Rows from a figure dataset
========================

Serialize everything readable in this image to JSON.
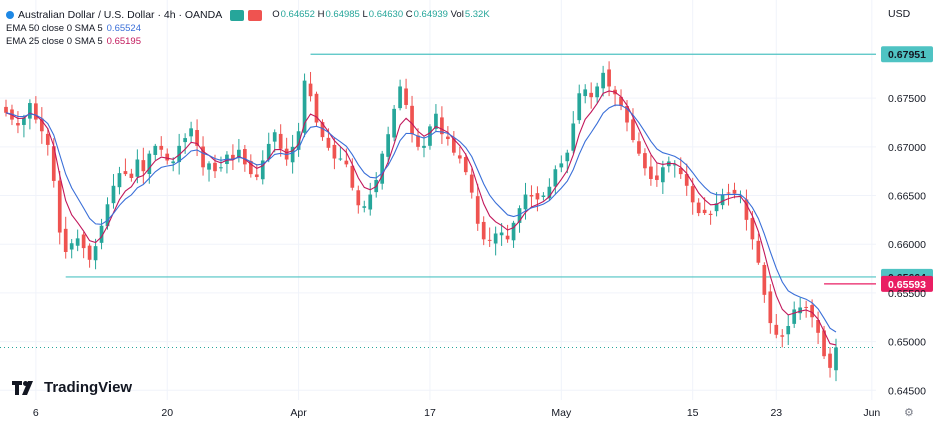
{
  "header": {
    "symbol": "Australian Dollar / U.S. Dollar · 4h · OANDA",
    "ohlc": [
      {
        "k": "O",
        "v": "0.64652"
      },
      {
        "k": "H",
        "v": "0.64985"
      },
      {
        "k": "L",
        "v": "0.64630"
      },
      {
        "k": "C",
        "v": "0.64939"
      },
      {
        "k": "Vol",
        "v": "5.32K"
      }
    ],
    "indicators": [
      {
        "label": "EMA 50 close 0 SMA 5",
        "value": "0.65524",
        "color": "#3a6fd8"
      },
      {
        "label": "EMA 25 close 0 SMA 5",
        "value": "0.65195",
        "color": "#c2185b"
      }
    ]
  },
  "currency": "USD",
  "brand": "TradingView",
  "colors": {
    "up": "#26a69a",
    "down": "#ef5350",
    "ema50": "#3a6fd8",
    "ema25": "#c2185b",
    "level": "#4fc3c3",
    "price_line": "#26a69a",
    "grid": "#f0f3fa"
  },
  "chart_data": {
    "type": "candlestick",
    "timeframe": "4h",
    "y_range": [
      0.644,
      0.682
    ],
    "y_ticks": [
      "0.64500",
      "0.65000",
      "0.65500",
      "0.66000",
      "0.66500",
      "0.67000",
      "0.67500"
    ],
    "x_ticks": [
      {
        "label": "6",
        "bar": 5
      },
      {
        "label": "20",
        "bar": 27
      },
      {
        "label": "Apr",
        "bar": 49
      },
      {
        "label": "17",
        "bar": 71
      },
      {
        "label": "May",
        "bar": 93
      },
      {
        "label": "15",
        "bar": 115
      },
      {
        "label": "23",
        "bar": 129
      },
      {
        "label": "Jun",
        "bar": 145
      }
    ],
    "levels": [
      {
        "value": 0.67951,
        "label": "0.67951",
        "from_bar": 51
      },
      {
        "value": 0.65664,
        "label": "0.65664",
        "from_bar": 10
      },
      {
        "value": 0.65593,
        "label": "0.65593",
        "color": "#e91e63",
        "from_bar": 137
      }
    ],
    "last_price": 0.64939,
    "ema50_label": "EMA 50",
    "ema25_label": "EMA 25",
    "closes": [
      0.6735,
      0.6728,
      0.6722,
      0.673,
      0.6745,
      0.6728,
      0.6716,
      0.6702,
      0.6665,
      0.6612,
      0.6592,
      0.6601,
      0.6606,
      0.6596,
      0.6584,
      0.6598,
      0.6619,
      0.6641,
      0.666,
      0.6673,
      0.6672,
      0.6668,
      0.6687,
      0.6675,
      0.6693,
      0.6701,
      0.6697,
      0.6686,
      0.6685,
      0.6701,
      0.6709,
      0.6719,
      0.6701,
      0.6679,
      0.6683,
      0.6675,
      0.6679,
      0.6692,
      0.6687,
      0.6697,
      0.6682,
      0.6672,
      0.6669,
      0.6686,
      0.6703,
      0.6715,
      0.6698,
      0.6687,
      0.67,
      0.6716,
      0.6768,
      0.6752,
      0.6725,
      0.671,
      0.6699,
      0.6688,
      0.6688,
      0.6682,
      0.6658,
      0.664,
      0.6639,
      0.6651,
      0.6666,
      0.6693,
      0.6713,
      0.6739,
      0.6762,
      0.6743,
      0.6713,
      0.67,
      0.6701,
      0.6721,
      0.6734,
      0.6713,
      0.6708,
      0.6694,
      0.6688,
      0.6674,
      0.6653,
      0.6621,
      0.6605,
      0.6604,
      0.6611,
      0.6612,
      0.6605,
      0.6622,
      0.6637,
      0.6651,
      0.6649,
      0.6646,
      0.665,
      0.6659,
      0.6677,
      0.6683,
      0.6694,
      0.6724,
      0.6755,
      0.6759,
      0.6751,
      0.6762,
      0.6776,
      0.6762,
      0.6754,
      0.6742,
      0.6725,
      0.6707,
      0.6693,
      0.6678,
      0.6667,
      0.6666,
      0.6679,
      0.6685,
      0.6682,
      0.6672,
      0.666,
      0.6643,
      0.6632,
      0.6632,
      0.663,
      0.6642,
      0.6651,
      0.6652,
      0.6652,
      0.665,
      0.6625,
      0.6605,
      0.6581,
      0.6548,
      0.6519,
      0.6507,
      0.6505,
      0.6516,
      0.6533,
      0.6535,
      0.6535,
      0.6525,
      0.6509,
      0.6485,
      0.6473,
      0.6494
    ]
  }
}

========================

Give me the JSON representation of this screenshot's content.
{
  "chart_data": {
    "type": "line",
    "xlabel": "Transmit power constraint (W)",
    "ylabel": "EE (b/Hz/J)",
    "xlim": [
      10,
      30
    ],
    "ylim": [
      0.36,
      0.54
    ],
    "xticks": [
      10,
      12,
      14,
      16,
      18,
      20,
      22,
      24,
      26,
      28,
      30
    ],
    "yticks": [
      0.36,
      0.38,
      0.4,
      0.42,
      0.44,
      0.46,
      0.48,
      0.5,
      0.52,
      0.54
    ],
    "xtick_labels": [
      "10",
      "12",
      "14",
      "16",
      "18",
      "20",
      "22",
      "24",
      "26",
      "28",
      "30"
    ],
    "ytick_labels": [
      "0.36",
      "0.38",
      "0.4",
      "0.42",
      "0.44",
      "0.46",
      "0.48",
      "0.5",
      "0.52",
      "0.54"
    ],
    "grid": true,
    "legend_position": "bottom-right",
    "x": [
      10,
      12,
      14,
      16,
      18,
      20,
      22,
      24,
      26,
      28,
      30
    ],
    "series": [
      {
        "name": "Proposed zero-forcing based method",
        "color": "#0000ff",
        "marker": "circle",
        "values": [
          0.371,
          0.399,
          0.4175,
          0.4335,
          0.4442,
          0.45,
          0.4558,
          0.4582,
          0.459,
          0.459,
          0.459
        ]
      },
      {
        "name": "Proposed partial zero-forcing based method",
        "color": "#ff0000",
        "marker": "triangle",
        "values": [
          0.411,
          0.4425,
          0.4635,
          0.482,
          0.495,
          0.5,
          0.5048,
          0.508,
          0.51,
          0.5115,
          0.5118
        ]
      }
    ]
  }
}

========================

■ Stated exercise ■
Above are some records. Report the number of their lines that include "forcing", and add nothing else.

■ Task answer ■
2